[Dataset excerpt]
━━━━━━━━━━━━━━━━

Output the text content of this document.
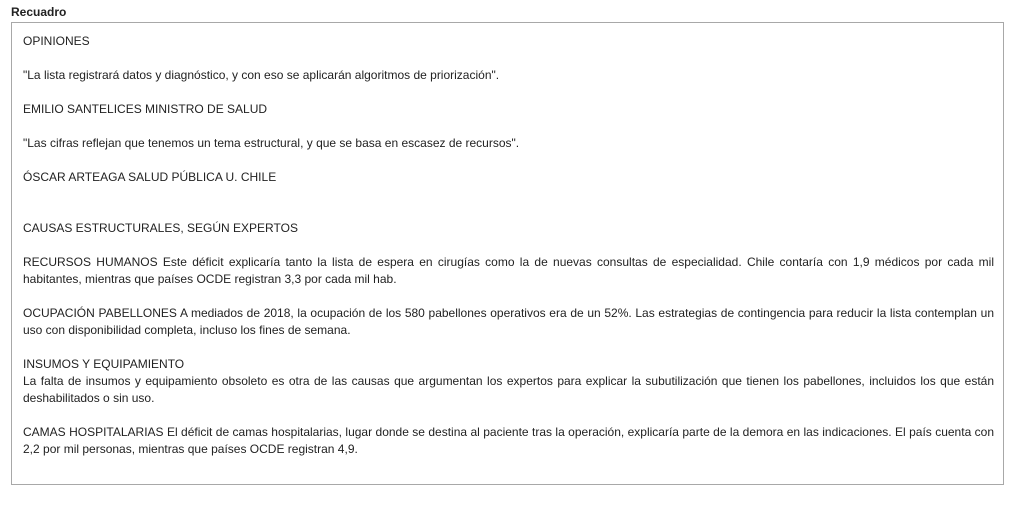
Recuadro

OPINIONES

"La lista registrará datos y diagnóstico, y con eso se aplicarán algoritmos de priorización".

EMILIO SANTELICES MINISTRO DE SALUD

"Las cifras reflejan que tenemos un tema estructural, y que se basa en escasez de recursos".

ÓSCAR ARTEAGA SALUD PÚBLICA U. CHILE

CAUSAS ESTRUCTURALES, SEGÚN EXPERTOS

RECURSOS HUMANOS Este déficit explicaría tanto la lista de espera en cirugías como la de nuevas consultas de especialidad. Chile contaría con 1,9 médicos por cada mil habitantes, mientras que países OCDE registran 3,3 por cada mil hab.

OCUPACIÓN PABELLONES A mediados de 2018, la ocupación de los 580 pabellones operativos era de un 52%. Las estrategias de contingencia para reducir la lista contemplan un uso con disponibilidad completa, incluso los fines de semana.

INSUMOS Y EQUIPAMIENTO

La falta de insumos y equipamiento obsoleto es otra de las causas que argumentan los expertos para explicar la subutilización que tienen los pabellones, incluidos los que están deshabilitados o sin uso.

CAMAS HOSPITALARIAS El déficit de camas hospitalarias, lugar donde se destina al paciente tras la operación, explicaría parte de la demora en las indicaciones. El país cuenta con 2,2 por mil personas, mientras que países OCDE registran 4,9.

━━━━━━━━━━━━━━━━

Copy all of the entries verbatim, leaving out any pictures they contain.

Output the text content of this document.
Recuadro

OPINIONES

"La lista registrará datos y diagnóstico, y con eso se aplicarán algoritmos de priorización".

EMILIO SANTELICES MINISTRO DE SALUD

"Las cifras reflejan que tenemos un tema estructural, y que se basa en escasez de recursos".

ÓSCAR ARTEAGA SALUD PÚBLICA U. CHILE

CAUSAS ESTRUCTURALES, SEGÚN EXPERTOS

RECURSOS HUMANOS Este déficit explicaría tanto la lista de espera en cirugías como la de nuevas consultas de especialidad. Chile contaría con 1,9 médicos por cada mil habitantes, mientras que países OCDE registran 3,3 por cada mil hab.

OCUPACIÓN PABELLONES A mediados de 2018, la ocupación de los 580 pabellones operativos era de un 52%. Las estrategias de contingencia para reducir la lista contemplan un uso con disponibilidad completa, incluso los fines de semana.

INSUMOS Y EQUIPAMIENTO

La falta de insumos y equipamiento obsoleto es otra de las causas que argumentan los expertos para explicar la subutilización que tienen los pabellones, incluidos los que están deshabilitados o sin uso.

CAMAS HOSPITALARIAS El déficit de camas hospitalarias, lugar donde se destina al paciente tras la operación, explicaría parte de la demora en las indicaciones. El país cuenta con 2,2 por mil personas, mientras que países OCDE registran 4,9.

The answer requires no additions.